| Task requirements |
Every entry should be repeated exactly. Omit the pictures.

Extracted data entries
_____

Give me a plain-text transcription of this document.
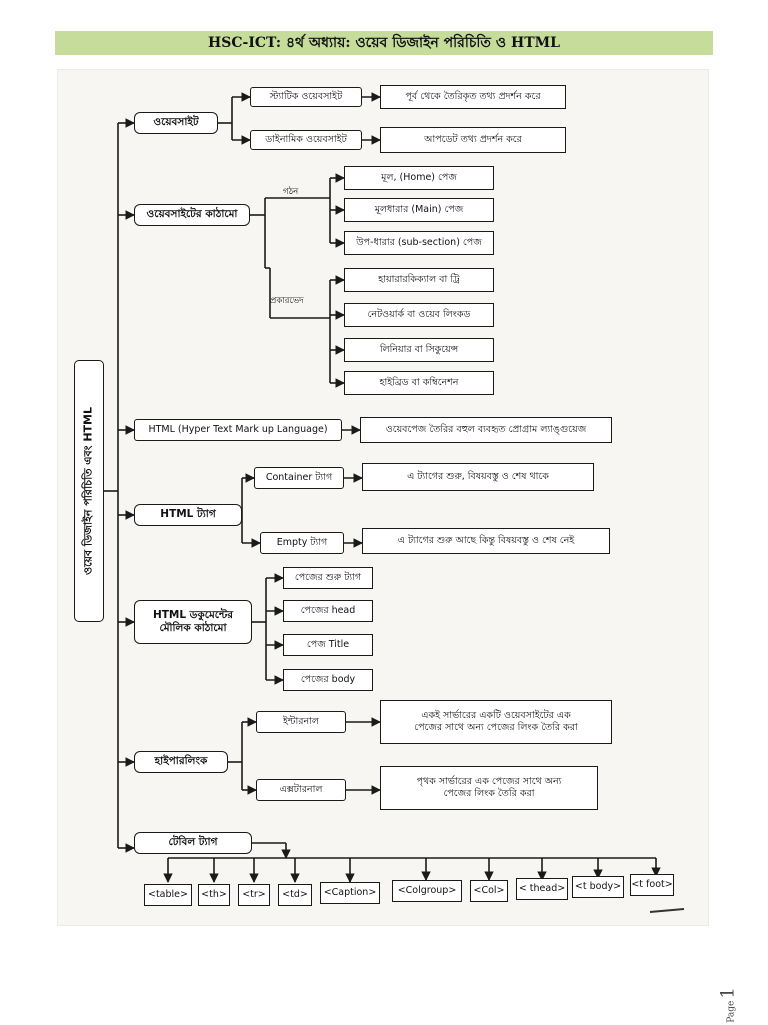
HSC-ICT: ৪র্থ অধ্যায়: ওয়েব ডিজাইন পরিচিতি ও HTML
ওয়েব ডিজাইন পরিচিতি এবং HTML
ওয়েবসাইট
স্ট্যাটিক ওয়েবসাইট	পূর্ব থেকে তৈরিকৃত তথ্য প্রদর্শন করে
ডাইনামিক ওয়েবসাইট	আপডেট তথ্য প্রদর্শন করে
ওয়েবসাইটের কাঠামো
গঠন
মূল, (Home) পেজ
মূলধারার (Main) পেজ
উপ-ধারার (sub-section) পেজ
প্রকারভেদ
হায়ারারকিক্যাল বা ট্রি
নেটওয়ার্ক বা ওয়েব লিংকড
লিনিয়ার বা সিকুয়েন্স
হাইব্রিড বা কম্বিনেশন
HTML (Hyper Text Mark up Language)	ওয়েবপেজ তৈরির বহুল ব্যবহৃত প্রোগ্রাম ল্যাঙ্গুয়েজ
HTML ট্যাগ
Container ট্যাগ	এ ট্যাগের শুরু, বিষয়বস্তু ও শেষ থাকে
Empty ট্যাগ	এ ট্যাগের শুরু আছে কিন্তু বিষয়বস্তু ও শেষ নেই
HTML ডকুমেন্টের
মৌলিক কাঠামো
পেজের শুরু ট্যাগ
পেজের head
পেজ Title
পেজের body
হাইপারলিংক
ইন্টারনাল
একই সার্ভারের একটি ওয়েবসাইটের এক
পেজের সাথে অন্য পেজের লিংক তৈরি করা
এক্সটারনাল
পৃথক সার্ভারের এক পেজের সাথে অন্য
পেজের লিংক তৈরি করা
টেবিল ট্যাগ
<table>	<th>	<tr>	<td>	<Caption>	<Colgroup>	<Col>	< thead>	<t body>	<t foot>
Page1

_____

| Result of the exercise |
Give me a plain-text transcription of this document.
HSC-ICT: ৪র্থ অধ্যায়: ওয়েব ডিজাইন পরিচিতি ও HTML
ওয়েব ডিজাইন পরিচিতি এবং HTML
ওয়েবসাইট
স্ট্যাটিক ওয়েবসাইট	পূর্ব থেকে তৈরিকৃত তথ্য প্রদর্শন করে
ডাইনামিক ওয়েবসাইট	আপডেট তথ্য প্রদর্শন করে
ওয়েবসাইটের কাঠামো
গঠন
মূল, (Home) পেজ
মূলধারার (Main) পেজ
উপ-ধারার (sub-section) পেজ
প্রকারভেদ
হায়ারারকিক্যাল বা ট্রি
নেটওয়ার্ক বা ওয়েব লিংকড
লিনিয়ার বা সিকুয়েন্স
হাইব্রিড বা কম্বিনেশন
HTML (Hyper Text Mark up Language)	ওয়েবপেজ তৈরির বহুল ব্যবহৃত প্রোগ্রাম ল্যাঙ্গুয়েজ
HTML ট্যাগ
Container ট্যাগ	এ ট্যাগের শুরু, বিষয়বস্তু ও শেষ থাকে
Empty ট্যাগ	এ ট্যাগের শুরু আছে কিন্তু বিষয়বস্তু ও শেষ নেই
HTML ডকুমেন্টের
মৌলিক কাঠামো
পেজের শুরু ট্যাগ
পেজের head
পেজ Title
পেজের body
হাইপারলিংক
ইন্টারনাল
একই সার্ভারের একটি ওয়েবসাইটের এক
পেজের সাথে অন্য পেজের লিংক তৈরি করা
এক্সটারনাল
পৃথক সার্ভারের এক পেজের সাথে অন্য
পেজের লিংক তৈরি করা
টেবিল ট্যাগ
<table>	<th>	<tr>	<td>	<Caption>	<Colgroup>	<Col>	< thead>	<t body>	<t foot>
Page1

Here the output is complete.